» Directions
Among the lines of these entries, how many hold the word "Median"? State only the number.

□ □ □ □ □

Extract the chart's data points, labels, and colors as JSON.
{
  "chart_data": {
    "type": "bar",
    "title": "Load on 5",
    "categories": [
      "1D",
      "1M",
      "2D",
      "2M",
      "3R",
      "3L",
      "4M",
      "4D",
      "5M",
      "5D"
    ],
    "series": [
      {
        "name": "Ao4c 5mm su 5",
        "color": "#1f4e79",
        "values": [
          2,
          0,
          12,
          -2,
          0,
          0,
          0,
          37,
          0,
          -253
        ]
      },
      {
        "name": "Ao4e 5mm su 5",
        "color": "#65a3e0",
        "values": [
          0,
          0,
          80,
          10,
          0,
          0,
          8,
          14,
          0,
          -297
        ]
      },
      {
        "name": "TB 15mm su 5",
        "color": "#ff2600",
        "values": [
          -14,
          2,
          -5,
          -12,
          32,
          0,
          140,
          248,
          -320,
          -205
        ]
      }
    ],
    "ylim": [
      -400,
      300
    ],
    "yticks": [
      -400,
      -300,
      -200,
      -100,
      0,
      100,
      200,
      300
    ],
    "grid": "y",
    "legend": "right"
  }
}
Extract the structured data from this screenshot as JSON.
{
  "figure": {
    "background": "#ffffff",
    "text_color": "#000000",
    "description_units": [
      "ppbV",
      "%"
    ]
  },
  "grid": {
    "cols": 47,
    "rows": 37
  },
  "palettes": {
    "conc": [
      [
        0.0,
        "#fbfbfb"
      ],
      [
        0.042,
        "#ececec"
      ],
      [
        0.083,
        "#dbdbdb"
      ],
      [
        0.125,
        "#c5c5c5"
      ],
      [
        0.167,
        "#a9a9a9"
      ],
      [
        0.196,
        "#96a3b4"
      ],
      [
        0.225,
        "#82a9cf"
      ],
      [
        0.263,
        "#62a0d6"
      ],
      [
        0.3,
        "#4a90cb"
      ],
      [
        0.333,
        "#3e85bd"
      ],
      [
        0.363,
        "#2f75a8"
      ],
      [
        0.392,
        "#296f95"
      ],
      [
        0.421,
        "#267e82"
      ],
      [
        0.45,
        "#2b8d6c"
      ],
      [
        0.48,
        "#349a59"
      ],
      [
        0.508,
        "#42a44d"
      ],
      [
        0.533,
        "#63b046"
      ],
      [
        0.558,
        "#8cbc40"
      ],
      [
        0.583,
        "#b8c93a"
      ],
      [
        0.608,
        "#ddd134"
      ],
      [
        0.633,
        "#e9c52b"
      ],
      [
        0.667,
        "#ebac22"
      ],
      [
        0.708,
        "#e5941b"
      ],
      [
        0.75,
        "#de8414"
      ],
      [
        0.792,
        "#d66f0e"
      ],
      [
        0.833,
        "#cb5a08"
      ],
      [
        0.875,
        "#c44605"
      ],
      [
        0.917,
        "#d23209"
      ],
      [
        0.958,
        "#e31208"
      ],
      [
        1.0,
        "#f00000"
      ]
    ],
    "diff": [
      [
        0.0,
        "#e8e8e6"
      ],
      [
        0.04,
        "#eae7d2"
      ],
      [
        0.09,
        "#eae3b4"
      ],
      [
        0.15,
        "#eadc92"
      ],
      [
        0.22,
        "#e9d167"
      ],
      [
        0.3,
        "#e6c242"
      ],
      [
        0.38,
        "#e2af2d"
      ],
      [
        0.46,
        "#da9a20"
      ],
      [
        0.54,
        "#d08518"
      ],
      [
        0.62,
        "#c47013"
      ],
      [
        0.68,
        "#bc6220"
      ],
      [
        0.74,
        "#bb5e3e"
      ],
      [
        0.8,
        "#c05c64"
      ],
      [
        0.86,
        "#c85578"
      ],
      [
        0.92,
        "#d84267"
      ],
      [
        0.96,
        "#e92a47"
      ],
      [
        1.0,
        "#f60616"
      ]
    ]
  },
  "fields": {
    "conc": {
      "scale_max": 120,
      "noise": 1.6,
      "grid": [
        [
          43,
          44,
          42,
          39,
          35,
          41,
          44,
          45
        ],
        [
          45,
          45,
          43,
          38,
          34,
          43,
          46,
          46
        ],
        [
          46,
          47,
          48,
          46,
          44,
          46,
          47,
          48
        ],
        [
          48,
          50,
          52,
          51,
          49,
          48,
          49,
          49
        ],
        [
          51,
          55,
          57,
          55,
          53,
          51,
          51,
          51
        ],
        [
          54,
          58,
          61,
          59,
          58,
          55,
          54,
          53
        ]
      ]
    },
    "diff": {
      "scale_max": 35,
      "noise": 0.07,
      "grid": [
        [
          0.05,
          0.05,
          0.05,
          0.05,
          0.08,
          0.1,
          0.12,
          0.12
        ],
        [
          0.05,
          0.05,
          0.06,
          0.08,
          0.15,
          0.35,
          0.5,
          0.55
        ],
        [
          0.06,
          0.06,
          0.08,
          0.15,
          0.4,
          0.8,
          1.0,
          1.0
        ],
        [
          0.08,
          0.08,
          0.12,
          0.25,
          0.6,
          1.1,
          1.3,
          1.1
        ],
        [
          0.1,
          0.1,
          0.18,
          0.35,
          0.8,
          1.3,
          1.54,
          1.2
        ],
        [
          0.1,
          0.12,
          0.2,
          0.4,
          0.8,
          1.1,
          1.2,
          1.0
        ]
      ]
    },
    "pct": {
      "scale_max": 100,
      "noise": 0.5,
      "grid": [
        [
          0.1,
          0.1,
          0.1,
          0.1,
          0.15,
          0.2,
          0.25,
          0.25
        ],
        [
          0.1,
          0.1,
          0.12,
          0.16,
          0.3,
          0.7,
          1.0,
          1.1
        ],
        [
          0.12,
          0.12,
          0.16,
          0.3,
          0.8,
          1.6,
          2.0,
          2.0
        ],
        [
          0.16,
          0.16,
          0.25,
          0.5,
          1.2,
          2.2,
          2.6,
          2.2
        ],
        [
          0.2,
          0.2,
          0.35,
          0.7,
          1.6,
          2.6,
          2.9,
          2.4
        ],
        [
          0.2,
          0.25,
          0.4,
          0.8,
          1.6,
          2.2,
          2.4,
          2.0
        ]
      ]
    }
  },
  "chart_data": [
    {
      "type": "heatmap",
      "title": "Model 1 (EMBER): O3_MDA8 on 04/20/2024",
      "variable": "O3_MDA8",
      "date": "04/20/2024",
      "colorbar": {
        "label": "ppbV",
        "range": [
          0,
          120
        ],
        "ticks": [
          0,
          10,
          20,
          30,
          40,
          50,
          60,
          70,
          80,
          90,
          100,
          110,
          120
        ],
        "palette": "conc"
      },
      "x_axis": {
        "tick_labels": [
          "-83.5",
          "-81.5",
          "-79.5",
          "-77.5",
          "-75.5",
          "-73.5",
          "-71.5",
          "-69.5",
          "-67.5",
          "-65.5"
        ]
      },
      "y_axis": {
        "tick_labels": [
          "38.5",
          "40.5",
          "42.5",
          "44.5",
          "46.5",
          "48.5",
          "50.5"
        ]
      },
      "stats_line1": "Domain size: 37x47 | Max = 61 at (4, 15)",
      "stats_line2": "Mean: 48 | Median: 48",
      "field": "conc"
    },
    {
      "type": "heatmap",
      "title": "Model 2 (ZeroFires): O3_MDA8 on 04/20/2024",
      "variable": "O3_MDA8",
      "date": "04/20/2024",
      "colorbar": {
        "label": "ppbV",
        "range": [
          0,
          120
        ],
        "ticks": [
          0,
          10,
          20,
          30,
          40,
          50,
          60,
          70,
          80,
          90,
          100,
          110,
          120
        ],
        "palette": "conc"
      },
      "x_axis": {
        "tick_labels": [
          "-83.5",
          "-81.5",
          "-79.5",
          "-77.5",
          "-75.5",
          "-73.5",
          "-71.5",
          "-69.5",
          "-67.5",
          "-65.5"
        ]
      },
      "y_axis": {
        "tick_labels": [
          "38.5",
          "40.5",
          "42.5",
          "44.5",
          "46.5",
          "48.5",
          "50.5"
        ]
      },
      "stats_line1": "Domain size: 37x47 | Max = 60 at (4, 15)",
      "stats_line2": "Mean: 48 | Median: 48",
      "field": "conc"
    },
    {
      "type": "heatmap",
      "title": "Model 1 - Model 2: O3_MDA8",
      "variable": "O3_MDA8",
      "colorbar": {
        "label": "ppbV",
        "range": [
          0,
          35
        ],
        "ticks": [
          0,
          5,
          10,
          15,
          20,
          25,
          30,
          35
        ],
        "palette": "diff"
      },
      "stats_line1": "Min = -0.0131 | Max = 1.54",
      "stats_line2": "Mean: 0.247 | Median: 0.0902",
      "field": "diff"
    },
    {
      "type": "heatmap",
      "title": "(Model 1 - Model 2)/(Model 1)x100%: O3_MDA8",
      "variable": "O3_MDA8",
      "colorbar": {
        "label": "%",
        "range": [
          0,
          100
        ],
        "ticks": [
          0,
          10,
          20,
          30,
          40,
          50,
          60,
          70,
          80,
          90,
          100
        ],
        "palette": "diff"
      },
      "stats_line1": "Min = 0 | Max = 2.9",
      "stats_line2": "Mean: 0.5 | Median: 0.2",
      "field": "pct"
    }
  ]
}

□ □ □ □ □

» Final result
4